[Recorded data]

────────────────────────────────────────

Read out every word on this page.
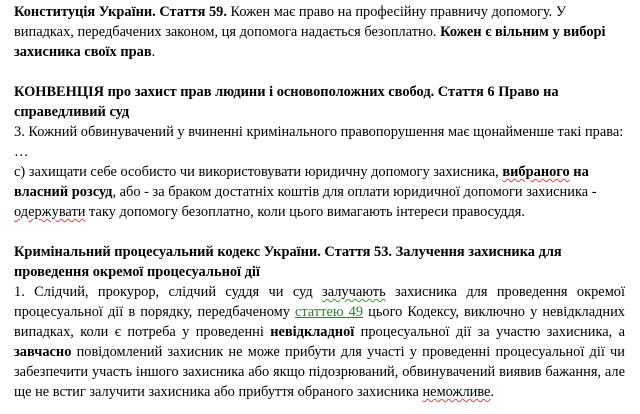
Конституція України. Стаття 59. Кожен має право на професійну правничу допомогу. У випадках, передбачених законом, ця допомога надається безоплатно. Кожен є вільним у виборі захисника своїх прав.

КОНВЕНЦІЯ про захист прав людини і основоположних свобод. Стаття 6 Право на справедливий суд

3. Кожний обвинувачений у вчиненні кримінального правопорушення має щонайменше такі права:

…

c) захищати себе особисто чи використовувати юридичну допомогу захисника, вибраного на власний розсуд, або - за браком достатніх коштів для оплати юридичної допомоги захисника - одержувати таку допомогу безоплатно, коли цього вимагають інтереси правосуддя.

Кримінальний процесуальний кодекс України. Стаття 53. Залучення захисника для проведення окремої процесуальної дії

1. Слідчий, прокурор, слідчий суддя чи суд залучають захисника для проведення окремої процесуальної дії в порядку, передбаченому статтею 49 цього Кодексу, виключно у невідкладних випадках, коли є потреба у проведенні невідкладної процесуальної дії за участю захисника, а завчасно повідомлений захисник не може прибути для участі у проведенні процесуальної дії чи забезпечити участь іншого захисника або якщо підозрюваний, обвинувачений виявив бажання, але ще не встиг залучити захисника або прибуття обраного захисника неможливе.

────────────────────────────────────────

Exercise details:
None of the pictures should appear; repeat the records exactly otherwise.

Output for this task:
Read out every word on this page.
Конституція України. Стаття 59. Кожен має право на професійну правничу допомогу. У випадках, передбачених законом, ця допомога надається безоплатно. Кожен є вільним у виборі захисника своїх прав.

КОНВЕНЦІЯ про захист прав людини і основоположних свобод. Стаття 6 Право на справедливий суд

3. Кожний обвинувачений у вчиненні кримінального правопорушення має щонайменше такі права:

…

c) захищати себе особисто чи використовувати юридичну допомогу захисника, вибраного на власний розсуд, або - за браком достатніх коштів для оплати юридичної допомоги захисника - одержувати таку допомогу безоплатно, коли цього вимагають інтереси правосуддя.

Кримінальний процесуальний кодекс України. Стаття 53. Залучення захисника для проведення окремої процесуальної дії

1. Слідчий, прокурор, слідчий суддя чи суд залучають захисника для проведення окремої процесуальної дії в порядку, передбаченому статтею 49 цього Кодексу, виключно у невідкладних випадках, коли є потреба у проведенні невідкладної процесуальної дії за участю захисника, а завчасно повідомлений захисник не може прибути для участі у проведенні процесуальної дії чи забезпечити участь іншого захисника або якщо підозрюваний, обвинувачений виявив бажання, але ще не встиг залучити захисника або прибуття обраного захисника неможливе.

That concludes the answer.